---------- Material for this exercise ----------

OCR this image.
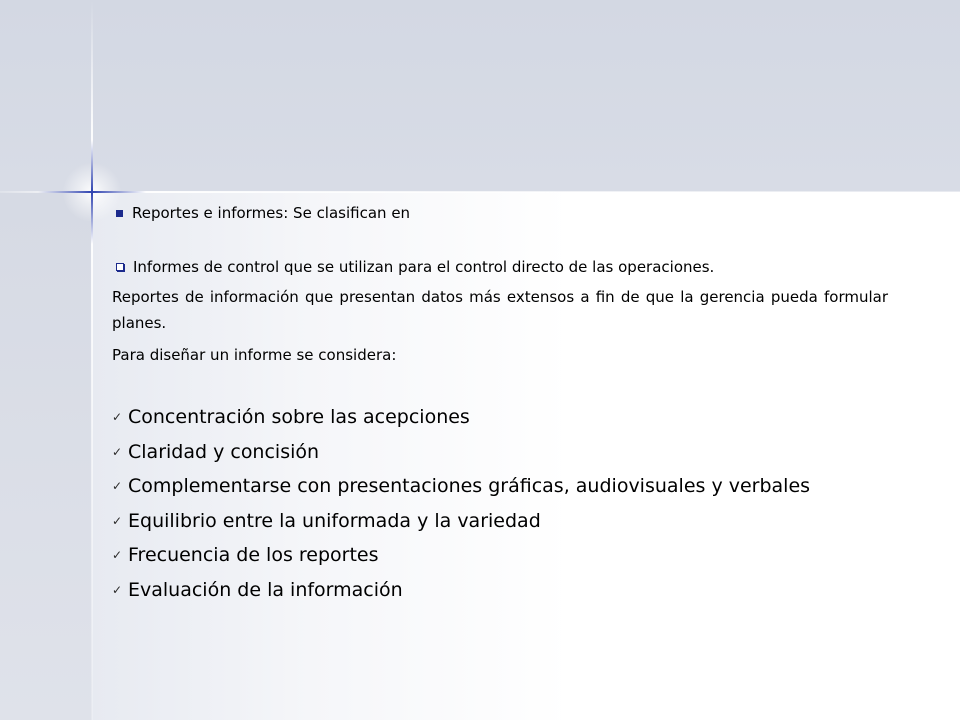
Reportes e informes: Se clasifican en
Informes de control que se utilizan para el control directo de las operaciones.
Reportes de información que presentan datos más extensos a fin de que la gerencia pueda formular planes.
Para diseñar un informe se considera:
✓ Concentración sobre las acepciones
✓ Claridad y concisión
✓ Complementarse con presentaciones gráficas, audiovisuales y verbales
✓ Equilibrio entre la uniformada y la variedad
✓ Frecuencia de los reportes
✓ Evaluación de la información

----------

**Your task:** Return each line that includes "información".

**Exercise output:**
Reportes de información que presentan datos más extensos a fin de que la gerencia pueda formular planes.
✓ Evaluación de la información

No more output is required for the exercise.